GOAL OF THE EXERCISE
Could you write out every entry exactly as it stands?

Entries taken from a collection
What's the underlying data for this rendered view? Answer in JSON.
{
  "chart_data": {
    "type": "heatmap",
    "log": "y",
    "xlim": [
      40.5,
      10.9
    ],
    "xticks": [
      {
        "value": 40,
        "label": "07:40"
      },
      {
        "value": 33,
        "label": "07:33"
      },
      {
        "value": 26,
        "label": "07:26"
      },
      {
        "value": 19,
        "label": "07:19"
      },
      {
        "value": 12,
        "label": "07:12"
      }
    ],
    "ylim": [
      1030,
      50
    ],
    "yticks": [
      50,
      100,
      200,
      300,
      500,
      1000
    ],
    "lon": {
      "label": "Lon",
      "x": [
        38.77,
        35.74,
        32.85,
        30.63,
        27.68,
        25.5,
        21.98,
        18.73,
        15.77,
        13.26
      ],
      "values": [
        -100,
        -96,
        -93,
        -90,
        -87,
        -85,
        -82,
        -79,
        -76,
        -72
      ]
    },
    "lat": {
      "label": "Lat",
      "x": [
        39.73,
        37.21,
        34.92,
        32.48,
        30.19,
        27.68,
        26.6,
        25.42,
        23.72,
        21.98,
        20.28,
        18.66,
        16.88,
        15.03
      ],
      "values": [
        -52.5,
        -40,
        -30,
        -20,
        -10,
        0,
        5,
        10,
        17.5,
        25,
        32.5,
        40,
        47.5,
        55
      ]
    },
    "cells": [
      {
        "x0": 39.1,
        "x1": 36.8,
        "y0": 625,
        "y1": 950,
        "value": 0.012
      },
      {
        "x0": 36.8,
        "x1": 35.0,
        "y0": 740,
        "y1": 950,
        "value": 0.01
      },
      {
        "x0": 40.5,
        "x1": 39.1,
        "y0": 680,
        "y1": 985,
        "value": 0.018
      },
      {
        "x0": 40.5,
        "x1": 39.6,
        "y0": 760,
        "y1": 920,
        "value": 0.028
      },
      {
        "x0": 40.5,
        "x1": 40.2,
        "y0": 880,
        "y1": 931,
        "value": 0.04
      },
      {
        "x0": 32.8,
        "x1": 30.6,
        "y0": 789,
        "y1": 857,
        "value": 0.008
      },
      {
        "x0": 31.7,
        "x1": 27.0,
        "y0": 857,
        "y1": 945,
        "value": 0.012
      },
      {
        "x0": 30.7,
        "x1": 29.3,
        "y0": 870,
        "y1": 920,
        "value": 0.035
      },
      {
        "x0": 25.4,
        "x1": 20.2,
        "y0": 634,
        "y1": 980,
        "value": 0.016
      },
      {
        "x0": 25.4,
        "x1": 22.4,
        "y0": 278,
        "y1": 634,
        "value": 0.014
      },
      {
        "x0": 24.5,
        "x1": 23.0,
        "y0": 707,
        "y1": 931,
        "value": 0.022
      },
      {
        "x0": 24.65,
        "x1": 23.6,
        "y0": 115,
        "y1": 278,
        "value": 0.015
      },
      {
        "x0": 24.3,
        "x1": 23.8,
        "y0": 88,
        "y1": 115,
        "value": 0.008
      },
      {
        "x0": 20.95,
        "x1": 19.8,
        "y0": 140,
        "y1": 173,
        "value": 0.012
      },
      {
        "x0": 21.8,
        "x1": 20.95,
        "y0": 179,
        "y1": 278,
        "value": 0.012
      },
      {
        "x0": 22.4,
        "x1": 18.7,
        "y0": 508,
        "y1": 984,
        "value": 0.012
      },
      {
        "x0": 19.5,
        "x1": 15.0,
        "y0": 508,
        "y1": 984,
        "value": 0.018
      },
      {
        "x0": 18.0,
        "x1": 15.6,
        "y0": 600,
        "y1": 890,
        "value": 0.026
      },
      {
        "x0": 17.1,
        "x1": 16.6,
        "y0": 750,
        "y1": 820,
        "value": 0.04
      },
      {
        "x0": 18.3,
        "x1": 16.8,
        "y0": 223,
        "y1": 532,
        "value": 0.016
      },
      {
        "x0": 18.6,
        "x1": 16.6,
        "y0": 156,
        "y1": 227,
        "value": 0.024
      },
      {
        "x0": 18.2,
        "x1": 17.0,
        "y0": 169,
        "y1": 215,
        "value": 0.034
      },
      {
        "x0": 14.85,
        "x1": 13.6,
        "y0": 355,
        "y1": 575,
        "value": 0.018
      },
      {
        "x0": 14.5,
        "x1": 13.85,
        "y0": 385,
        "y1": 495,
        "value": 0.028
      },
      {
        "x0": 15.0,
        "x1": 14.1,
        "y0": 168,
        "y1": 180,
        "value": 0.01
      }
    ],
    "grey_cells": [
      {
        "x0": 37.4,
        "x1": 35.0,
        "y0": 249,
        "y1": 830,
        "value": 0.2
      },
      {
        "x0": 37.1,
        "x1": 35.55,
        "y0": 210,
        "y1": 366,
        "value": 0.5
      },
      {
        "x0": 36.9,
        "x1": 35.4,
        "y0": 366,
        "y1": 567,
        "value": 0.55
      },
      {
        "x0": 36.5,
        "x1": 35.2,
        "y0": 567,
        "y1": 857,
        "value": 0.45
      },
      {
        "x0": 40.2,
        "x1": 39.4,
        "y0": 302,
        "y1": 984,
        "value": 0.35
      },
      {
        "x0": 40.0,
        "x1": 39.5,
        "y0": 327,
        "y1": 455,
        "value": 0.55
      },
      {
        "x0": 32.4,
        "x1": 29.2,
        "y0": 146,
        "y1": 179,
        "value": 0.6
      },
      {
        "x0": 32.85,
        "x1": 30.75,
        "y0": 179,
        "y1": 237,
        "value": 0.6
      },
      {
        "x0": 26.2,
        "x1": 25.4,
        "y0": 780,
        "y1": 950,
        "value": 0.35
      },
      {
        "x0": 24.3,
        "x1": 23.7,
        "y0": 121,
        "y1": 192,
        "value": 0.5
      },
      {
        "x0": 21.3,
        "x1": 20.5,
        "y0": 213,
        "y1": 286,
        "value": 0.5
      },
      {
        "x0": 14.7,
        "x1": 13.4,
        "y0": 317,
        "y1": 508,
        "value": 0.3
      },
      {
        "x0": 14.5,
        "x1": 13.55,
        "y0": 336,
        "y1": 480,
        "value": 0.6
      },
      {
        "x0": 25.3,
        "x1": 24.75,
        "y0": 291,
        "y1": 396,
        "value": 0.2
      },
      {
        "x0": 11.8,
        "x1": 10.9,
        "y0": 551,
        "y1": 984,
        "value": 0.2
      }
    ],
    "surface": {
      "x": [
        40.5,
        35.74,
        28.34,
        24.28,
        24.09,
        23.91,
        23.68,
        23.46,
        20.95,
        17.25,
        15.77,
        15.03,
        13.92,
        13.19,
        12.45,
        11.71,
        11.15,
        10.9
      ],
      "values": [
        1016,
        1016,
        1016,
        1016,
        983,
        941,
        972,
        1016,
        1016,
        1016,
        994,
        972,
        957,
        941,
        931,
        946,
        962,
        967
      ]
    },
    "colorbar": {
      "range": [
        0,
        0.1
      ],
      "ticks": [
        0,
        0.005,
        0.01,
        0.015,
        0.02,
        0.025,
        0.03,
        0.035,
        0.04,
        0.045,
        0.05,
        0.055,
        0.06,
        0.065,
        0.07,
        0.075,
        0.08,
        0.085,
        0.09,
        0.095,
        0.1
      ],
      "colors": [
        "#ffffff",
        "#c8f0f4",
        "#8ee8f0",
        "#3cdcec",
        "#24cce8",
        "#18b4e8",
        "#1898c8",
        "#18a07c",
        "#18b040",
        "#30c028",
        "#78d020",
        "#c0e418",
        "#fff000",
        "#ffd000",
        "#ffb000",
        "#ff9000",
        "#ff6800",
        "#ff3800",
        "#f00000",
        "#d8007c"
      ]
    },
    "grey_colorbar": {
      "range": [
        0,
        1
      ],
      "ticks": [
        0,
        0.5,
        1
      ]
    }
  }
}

CORRECT ANSWER
What's the underlying data for this rendered view? Answer in JSON.
{
  "chart_data": {
    "type": "heatmap",
    "log": "y",
    "xlim": [
      40.5,
      10.9
    ],
    "xticks": [
      {
        "value": 40,
        "label": "07:40"
      },
      {
        "value": 33,
        "label": "07:33"
      },
      {
        "value": 26,
        "label": "07:26"
      },
      {
        "value": 19,
        "label": "07:19"
      },
      {
        "value": 12,
        "label": "07:12"
      }
    ],
    "ylim": [
      1030,
      50
    ],
    "yticks": [
      50,
      100,
      200,
      300,
      500,
      1000
    ],
    "lon": {
      "label": "Lon",
      "x": [
        38.77,
        35.74,
        32.85,
        30.63,
        27.68,
        25.5,
        21.98,
        18.73,
        15.77,
        13.26
      ],
      "values": [
        -100,
        -96,
        -93,
        -90,
        -87,
        -85,
        -82,
        -79,
        -76,
        -72
      ]
    },
    "lat": {
      "label": "Lat",
      "x": [
        39.73,
        37.21,
        34.92,
        32.48,
        30.19,
        27.68,
        26.6,
        25.42,
        23.72,
        21.98,
        20.28,
        18.66,
        16.88,
        15.03
      ],
      "values": [
        -52.5,
        -40,
        -30,
        -20,
        -10,
        0,
        5,
        10,
        17.5,
        25,
        32.5,
        40,
        47.5,
        55
      ]
    },
    "cells": [
      {
        "x0": 39.1,
        "x1": 36.8,
        "y0": 625,
        "y1": 950,
        "value": 0.012
      },
      {
        "x0": 36.8,
        "x1": 35.0,
        "y0": 740,
        "y1": 950,
        "value": 0.01
      },
      {
        "x0": 40.5,
        "x1": 39.1,
        "y0": 680,
        "y1": 985,
        "value": 0.018
      },
      {
        "x0": 40.5,
        "x1": 39.6,
        "y0": 760,
        "y1": 920,
        "value": 0.028
      },
      {
        "x0": 40.5,
        "x1": 40.2,
        "y0": 880,
        "y1": 931,
        "value": 0.04
      },
      {
        "x0": 32.8,
        "x1": 30.6,
        "y0": 789,
        "y1": 857,
        "value": 0.008
      },
      {
        "x0": 31.7,
        "x1": 27.0,
        "y0": 857,
        "y1": 945,
        "value": 0.012
      },
      {
        "x0": 30.7,
        "x1": 29.3,
        "y0": 870,
        "y1": 920,
        "value": 0.035
      },
      {
        "x0": 25.4,
        "x1": 20.2,
        "y0": 634,
        "y1": 980,
        "value": 0.016
      },
      {
        "x0": 25.4,
        "x1": 22.4,
        "y0": 278,
        "y1": 634,
        "value": 0.014
      },
      {
        "x0": 24.5,
        "x1": 23.0,
        "y0": 707,
        "y1": 931,
        "value": 0.022
      },
      {
        "x0": 24.65,
        "x1": 23.6,
        "y0": 115,
        "y1": 278,
        "value": 0.015
      },
      {
        "x0": 24.3,
        "x1": 23.8,
        "y0": 88,
        "y1": 115,
        "value": 0.008
      },
      {
        "x0": 20.95,
        "x1": 19.8,
        "y0": 140,
        "y1": 173,
        "value": 0.012
      },
      {
        "x0": 21.8,
        "x1": 20.95,
        "y0": 179,
        "y1": 278,
        "value": 0.012
      },
      {
        "x0": 22.4,
        "x1": 18.7,
        "y0": 508,
        "y1": 984,
        "value": 0.012
      },
      {
        "x0": 19.5,
        "x1": 15.0,
        "y0": 508,
        "y1": 984,
        "value": 0.018
      },
      {
        "x0": 18.0,
        "x1": 15.6,
        "y0": 600,
        "y1": 890,
        "value": 0.026
      },
      {
        "x0": 17.1,
        "x1": 16.6,
        "y0": 750,
        "y1": 820,
        "value": 0.04
      },
      {
        "x0": 18.3,
        "x1": 16.8,
        "y0": 223,
        "y1": 532,
        "value": 0.016
      },
      {
        "x0": 18.6,
        "x1": 16.6,
        "y0": 156,
        "y1": 227,
        "value": 0.024
      },
      {
        "x0": 18.2,
        "x1": 17.0,
        "y0": 169,
        "y1": 215,
        "value": 0.034
      },
      {
        "x0": 14.85,
        "x1": 13.6,
        "y0": 355,
        "y1": 575,
        "value": 0.018
      },
      {
        "x0": 14.5,
        "x1": 13.85,
        "y0": 385,
        "y1": 495,
        "value": 0.028
      },
      {
        "x0": 15.0,
        "x1": 14.1,
        "y0": 168,
        "y1": 180,
        "value": 0.01
      }
    ],
    "grey_cells": [
      {
        "x0": 37.4,
        "x1": 35.0,
        "y0": 249,
        "y1": 830,
        "value": 0.2
      },
      {
        "x0": 37.1,
        "x1": 35.55,
        "y0": 210,
        "y1": 366,
        "value": 0.5
      },
      {
        "x0": 36.9,
        "x1": 35.4,
        "y0": 366,
        "y1": 567,
        "value": 0.55
      },
      {
        "x0": 36.5,
        "x1": 35.2,
        "y0": 567,
        "y1": 857,
        "value": 0.45
      },
      {
        "x0": 40.2,
        "x1": 39.4,
        "y0": 302,
        "y1": 984,
        "value": 0.35
      },
      {
        "x0": 40.0,
        "x1": 39.5,
        "y0": 327,
        "y1": 455,
        "value": 0.55
      },
      {
        "x0": 32.4,
        "x1": 29.2,
        "y0": 146,
        "y1": 179,
        "value": 0.6
      },
      {
        "x0": 32.85,
        "x1": 30.75,
        "y0": 179,
        "y1": 237,
        "value": 0.6
      },
      {
        "x0": 26.2,
        "x1": 25.4,
        "y0": 780,
        "y1": 950,
        "value": 0.35
      },
      {
        "x0": 24.3,
        "x1": 23.7,
        "y0": 121,
        "y1": 192,
        "value": 0.5
      },
      {
        "x0": 21.3,
        "x1": 20.5,
        "y0": 213,
        "y1": 286,
        "value": 0.5
      },
      {
        "x0": 14.7,
        "x1": 13.4,
        "y0": 317,
        "y1": 508,
        "value": 0.3
      },
      {
        "x0": 14.5,
        "x1": 13.55,
        "y0": 336,
        "y1": 480,
        "value": 0.6
      },
      {
        "x0": 25.3,
        "x1": 24.75,
        "y0": 291,
        "y1": 396,
        "value": 0.2
      },
      {
        "x0": 11.8,
        "x1": 10.9,
        "y0": 551,
        "y1": 984,
        "value": 0.2
      }
    ],
    "surface": {
      "x": [
        40.5,
        35.74,
        28.34,
        24.28,
        24.09,
        23.91,
        23.68,
        23.46,
        20.95,
        17.25,
        15.77,
        15.03,
        13.92,
        13.19,
        12.45,
        11.71,
        11.15,
        10.9
      ],
      "values": [
        1016,
        1016,
        1016,
        1016,
        983,
        941,
        972,
        1016,
        1016,
        1016,
        994,
        972,
        957,
        941,
        931,
        946,
        962,
        967
      ]
    },
    "colorbar": {
      "range": [
        0,
        0.1
      ],
      "ticks": [
        0,
        0.005,
        0.01,
        0.015,
        0.02,
        0.025,
        0.03,
        0.035,
        0.04,
        0.045,
        0.05,
        0.055,
        0.06,
        0.065,
        0.07,
        0.075,
        0.08,
        0.085,
        0.09,
        0.095,
        0.1
      ],
      "colors": [
        "#ffffff",
        "#c8f0f4",
        "#8ee8f0",
        "#3cdcec",
        "#24cce8",
        "#18b4e8",
        "#1898c8",
        "#18a07c",
        "#18b040",
        "#30c028",
        "#78d020",
        "#c0e418",
        "#fff000",
        "#ffd000",
        "#ffb000",
        "#ff9000",
        "#ff6800",
        "#ff3800",
        "#f00000",
        "#d8007c"
      ]
    },
    "grey_colorbar": {
      "range": [
        0,
        1
      ],
      "ticks": [
        0,
        0.5,
        1
      ]
    }
  }
}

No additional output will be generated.